[Task material]
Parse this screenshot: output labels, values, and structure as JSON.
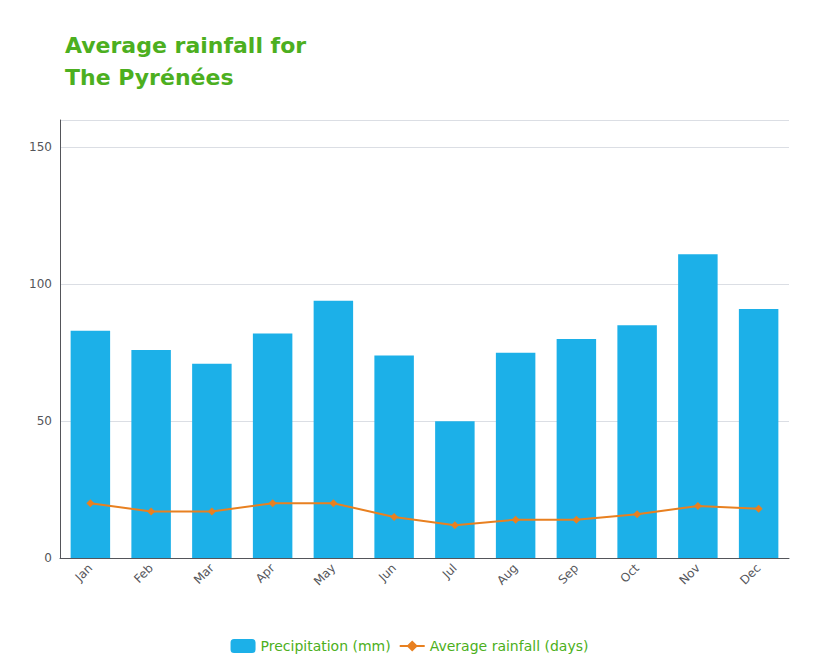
{
  "chart_data": {
    "type": "bar",
    "title": "Average rainfall for\nThe Pyrénées",
    "categories": [
      "Jan",
      "Feb",
      "Mar",
      "Apr",
      "May",
      "Jun",
      "Jul",
      "Aug",
      "Sep",
      "Oct",
      "Nov",
      "Dec"
    ],
    "series": [
      {
        "name": "Precipitation (mm)",
        "type": "bar",
        "color": "#1cb0e8",
        "values": [
          83,
          76,
          71,
          82,
          94,
          74,
          50,
          75,
          80,
          85,
          111,
          91
        ]
      },
      {
        "name": "Average rainfall (days)",
        "type": "line",
        "color": "#e88020",
        "marker": "diamond",
        "values": [
          20,
          17,
          17,
          20,
          20,
          15,
          12,
          14,
          14,
          16,
          19,
          18
        ]
      }
    ],
    "ylim": [
      0,
      160
    ],
    "yticks": [
      0,
      50,
      100,
      150
    ],
    "grid": true,
    "legend": "bottom"
  }
}
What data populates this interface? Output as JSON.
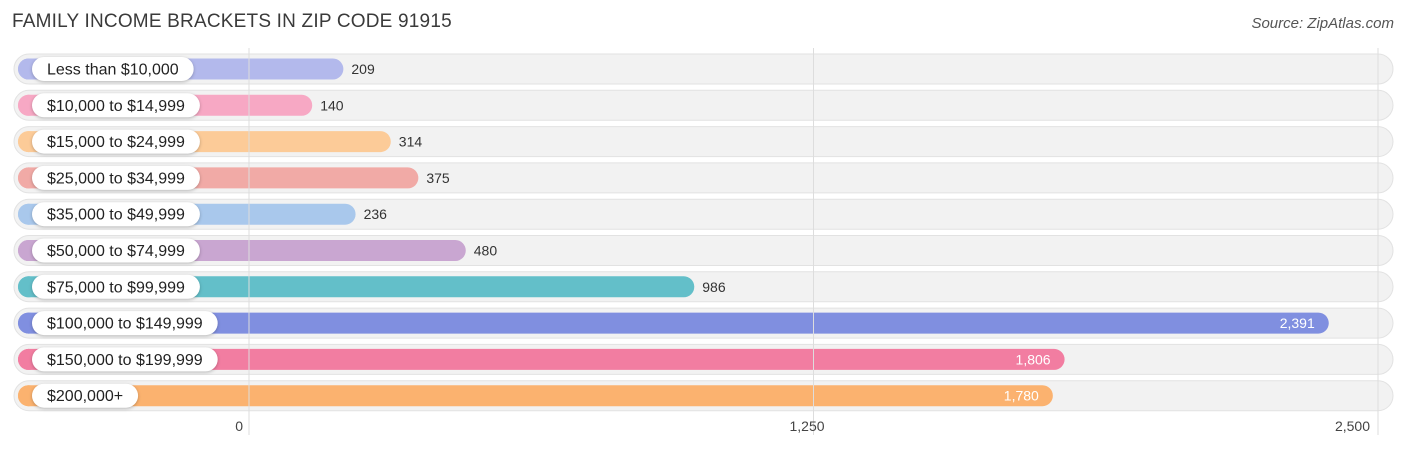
{
  "header": {
    "title": "FAMILY INCOME BRACKETS IN ZIP CODE 91915",
    "source": "Source: ZipAtlas.com"
  },
  "chart_data": {
    "type": "bar",
    "orientation": "horizontal",
    "categories": [
      "Less than $10,000",
      "$10,000 to $14,999",
      "$15,000 to $24,999",
      "$25,000 to $34,999",
      "$35,000 to $49,999",
      "$50,000 to $74,999",
      "$75,000 to $99,999",
      "$100,000 to $149,999",
      "$150,000 to $199,999",
      "$200,000+"
    ],
    "values": [
      209,
      140,
      314,
      375,
      236,
      480,
      986,
      2391,
      1806,
      1780
    ],
    "value_labels": [
      "209",
      "140",
      "314",
      "375",
      "236",
      "480",
      "986",
      "2,391",
      "1,806",
      "1,780"
    ],
    "colors": [
      "#b3b9ec",
      "#f7a8c4",
      "#fccb98",
      "#f1aaa6",
      "#a9c8ec",
      "#c9a6d1",
      "#63bfc9",
      "#808fe0",
      "#f27da1",
      "#fbb26f"
    ],
    "xlim": [
      0,
      2500
    ],
    "ticks": [
      0,
      1250,
      2500
    ],
    "tick_labels": [
      "0",
      "1,250",
      "2,500"
    ],
    "grid": true
  }
}
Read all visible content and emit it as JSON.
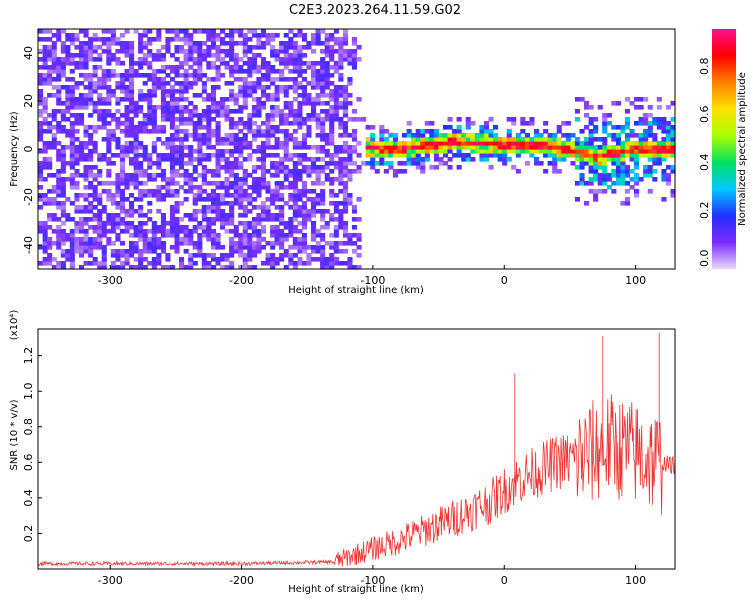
{
  "title": "C2E3.2023.264.11.59.G02",
  "chart_data": [
    {
      "type": "heatmap",
      "xlabel": "Height of straight line (km)",
      "ylabel": "Frequency (Hz)",
      "xlim": [
        -355,
        130
      ],
      "ylim": [
        -50,
        50
      ],
      "x_ticks": [
        -300,
        -200,
        -100,
        0,
        100
      ],
      "y_ticks": [
        -40,
        -20,
        0,
        20,
        40
      ],
      "colorbar": {
        "label": "Normalized spectral amplitude",
        "range": [
          0,
          1
        ],
        "ticks": [
          0.0,
          0.2,
          0.4,
          0.6,
          0.8
        ],
        "tick_labels": [
          "0.0",
          "0.2",
          "0.4",
          "0.6",
          "0.8"
        ],
        "colormap": [
          "#e8d8ff",
          "#7b2cff",
          "#2030ff",
          "#00c8ff",
          "#00e060",
          "#aaff00",
          "#ffe000",
          "#ff8000",
          "#ff0000",
          "#ff1090"
        ]
      },
      "noise_region_km": [
        -355,
        -105
      ],
      "ridge": {
        "description_points": [
          {
            "x": -115,
            "y": 1
          },
          {
            "x": -80,
            "y": 0
          },
          {
            "x": -40,
            "y": 3
          },
          {
            "x": 0,
            "y": 2
          },
          {
            "x": 40,
            "y": 1
          },
          {
            "x": 70,
            "y": -3
          },
          {
            "x": 100,
            "y": 0
          },
          {
            "x": 128,
            "y": 0
          }
        ]
      }
    },
    {
      "type": "line",
      "xlabel": "Height of straight line (km)",
      "ylabel": "SNR (10 * v/v)",
      "y_multiplier": "(x10⁴)",
      "xlim": [
        -355,
        130
      ],
      "ylim": [
        0,
        1.35
      ],
      "x_ticks": [
        -300,
        -200,
        -100,
        0,
        100
      ],
      "y_ticks": [
        0.2,
        0.4,
        0.6,
        0.8,
        1.0,
        1.2
      ],
      "y_tick_labels": [
        "0.2",
        "0.4",
        "0.6",
        "0.8",
        "1.0",
        "1.2"
      ],
      "color": "#ee3333",
      "envelope": [
        {
          "x": -355,
          "y": 0.03
        },
        {
          "x": -200,
          "y": 0.03
        },
        {
          "x": -130,
          "y": 0.04
        },
        {
          "x": -110,
          "y": 0.09
        },
        {
          "x": -80,
          "y": 0.16
        },
        {
          "x": -40,
          "y": 0.28
        },
        {
          "x": -10,
          "y": 0.38
        },
        {
          "x": 10,
          "y": 0.5
        },
        {
          "x": 40,
          "y": 0.6
        },
        {
          "x": 60,
          "y": 0.63
        },
        {
          "x": 80,
          "y": 0.7
        },
        {
          "x": 100,
          "y": 0.65
        },
        {
          "x": 118,
          "y": 0.6
        },
        {
          "x": 130,
          "y": 0.58
        }
      ],
      "spikes": [
        {
          "x": 8,
          "y": 1.1
        },
        {
          "x": 75,
          "y": 1.31
        },
        {
          "x": 118,
          "y": 1.33
        }
      ]
    }
  ]
}
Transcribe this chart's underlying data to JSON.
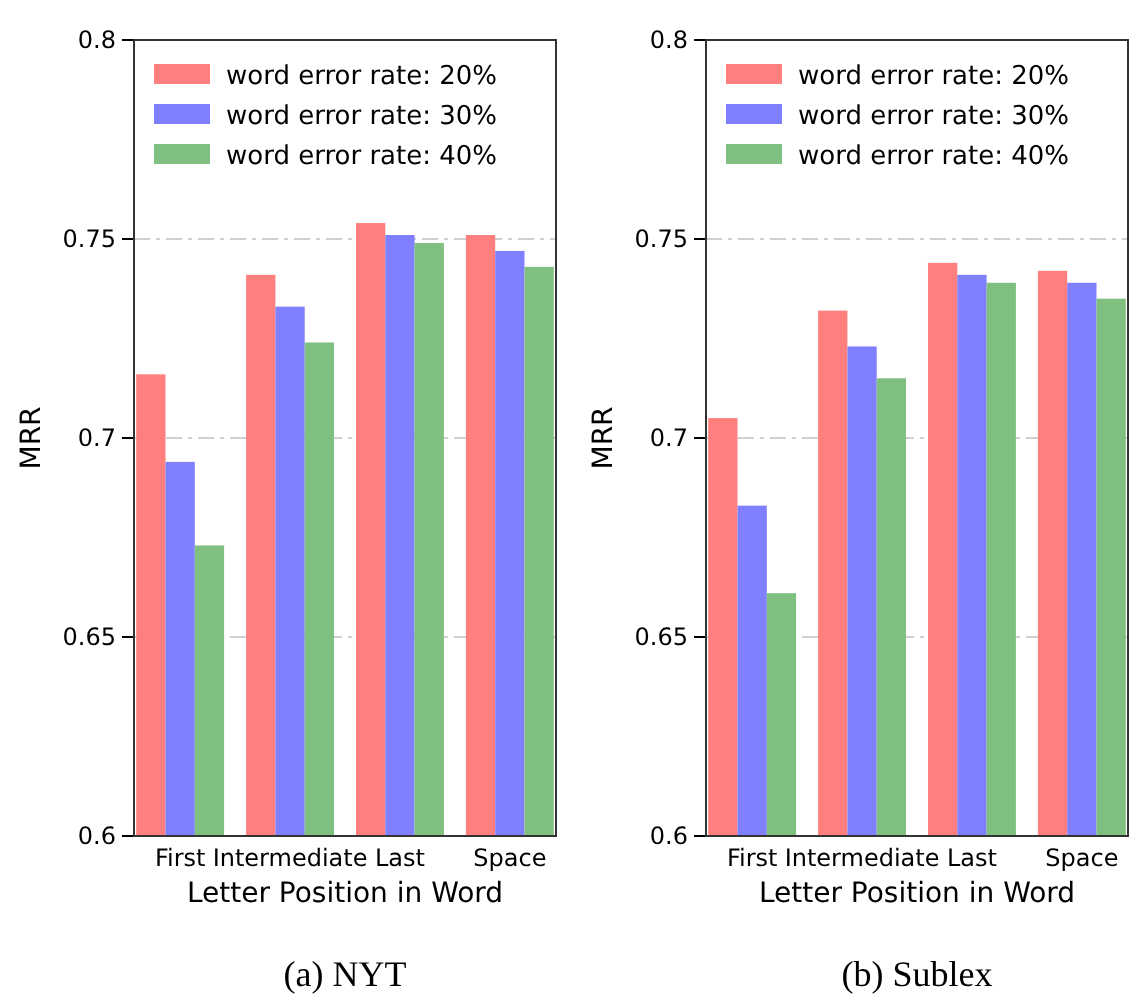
{
  "chart_data": [
    {
      "type": "bar",
      "xlabel": "Letter Position in Word",
      "ylabel": "MRR",
      "categories": [
        "First",
        "Intermediate",
        "Last",
        "Space"
      ],
      "ylim": [
        0.6,
        0.8
      ],
      "yticks": [
        0.6,
        0.65,
        0.7,
        0.75,
        0.8
      ],
      "grid": "y",
      "legend": "top right",
      "annotations": [
        "(a) NYT"
      ],
      "series": [
        {
          "name": "word error rate: 20%",
          "color": "#ff7f7f",
          "values": [
            0.716,
            0.741,
            0.754,
            0.751
          ]
        },
        {
          "name": "word error rate: 30%",
          "color": "#7f7fff",
          "values": [
            0.694,
            0.733,
            0.751,
            0.747
          ]
        },
        {
          "name": "word error rate: 40%",
          "color": "#7fbf7f",
          "values": [
            0.673,
            0.724,
            0.749,
            0.743
          ]
        }
      ]
    },
    {
      "type": "bar",
      "xlabel": "Letter Position in Word",
      "ylabel": "MRR",
      "categories": [
        "First",
        "Intermediate",
        "Last",
        "Space"
      ],
      "ylim": [
        0.6,
        0.8
      ],
      "yticks": [
        0.6,
        0.65,
        0.7,
        0.75,
        0.8
      ],
      "grid": "y",
      "legend": "top right",
      "annotations": [
        "(b) Sublex"
      ],
      "series": [
        {
          "name": "word error rate: 20%",
          "color": "#ff7f7f",
          "values": [
            0.705,
            0.732,
            0.744,
            0.742
          ]
        },
        {
          "name": "word error rate: 30%",
          "color": "#7f7fff",
          "values": [
            0.683,
            0.723,
            0.741,
            0.739
          ]
        },
        {
          "name": "word error rate: 40%",
          "color": "#7fbf7f",
          "values": [
            0.661,
            0.715,
            0.739,
            0.735
          ]
        }
      ]
    }
  ]
}
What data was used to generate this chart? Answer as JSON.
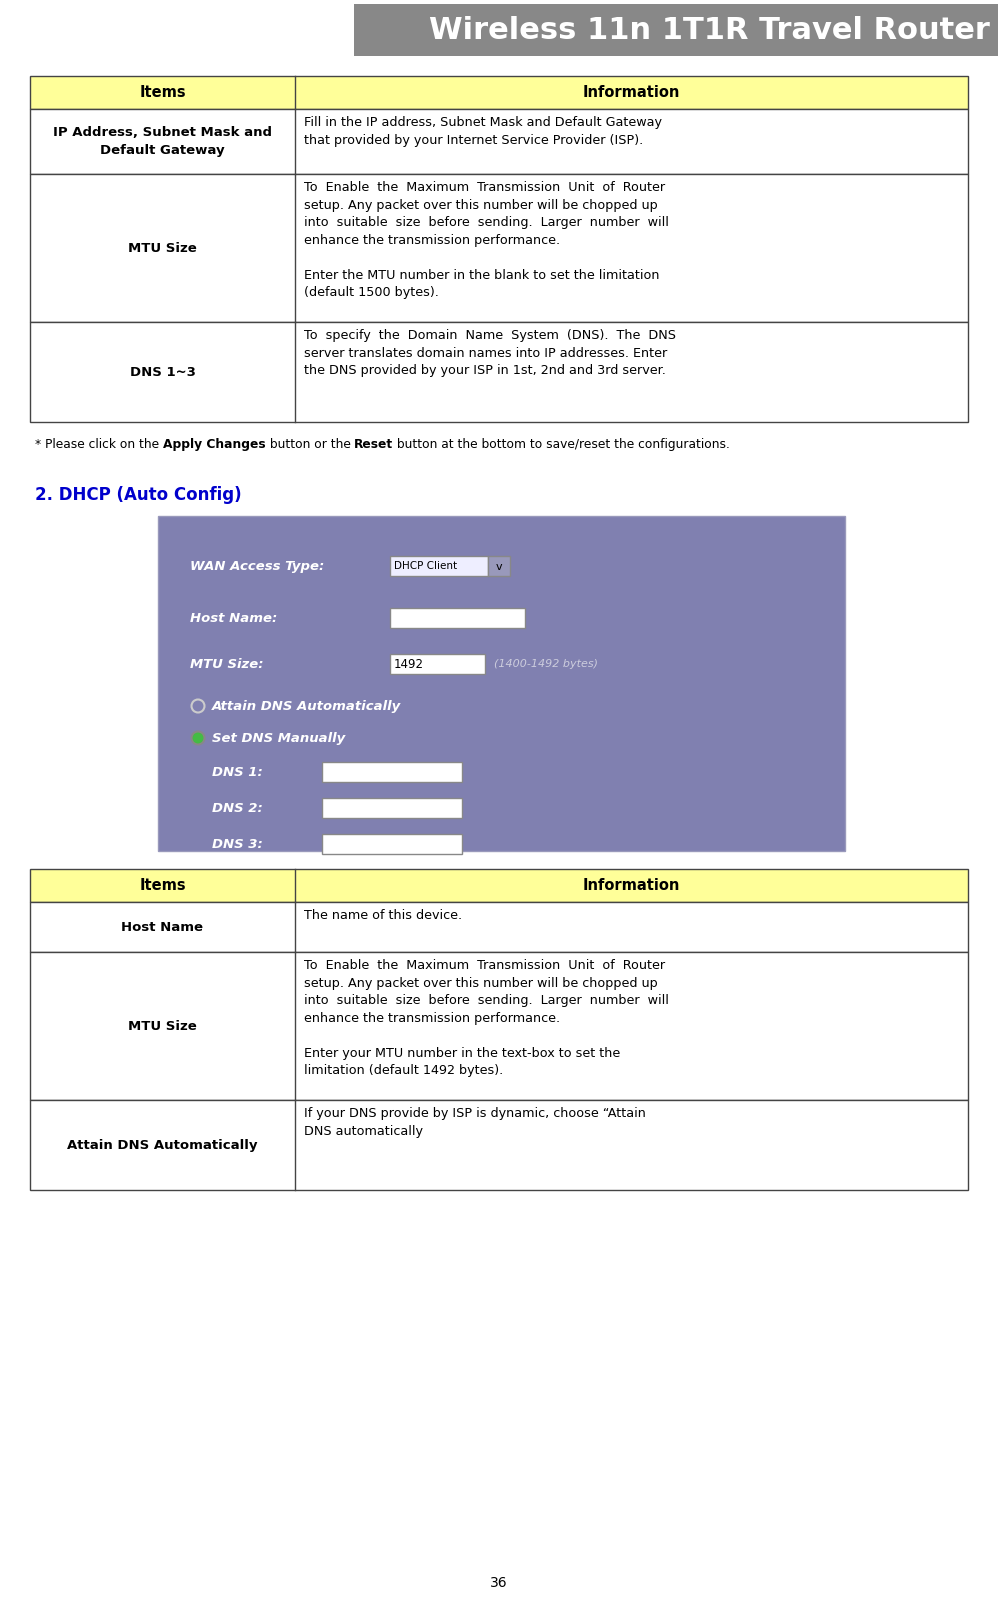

[Exercise task] Pull out every line of the entries that includes the word "this".

[Task output]
Parse this screenshot: output labels, values, and structure as JSON.
What data populates this interface? Output as JSON.
Transcribe this chart's underlying data to JSON.
What data was used to generate this chart? Answer as JSON.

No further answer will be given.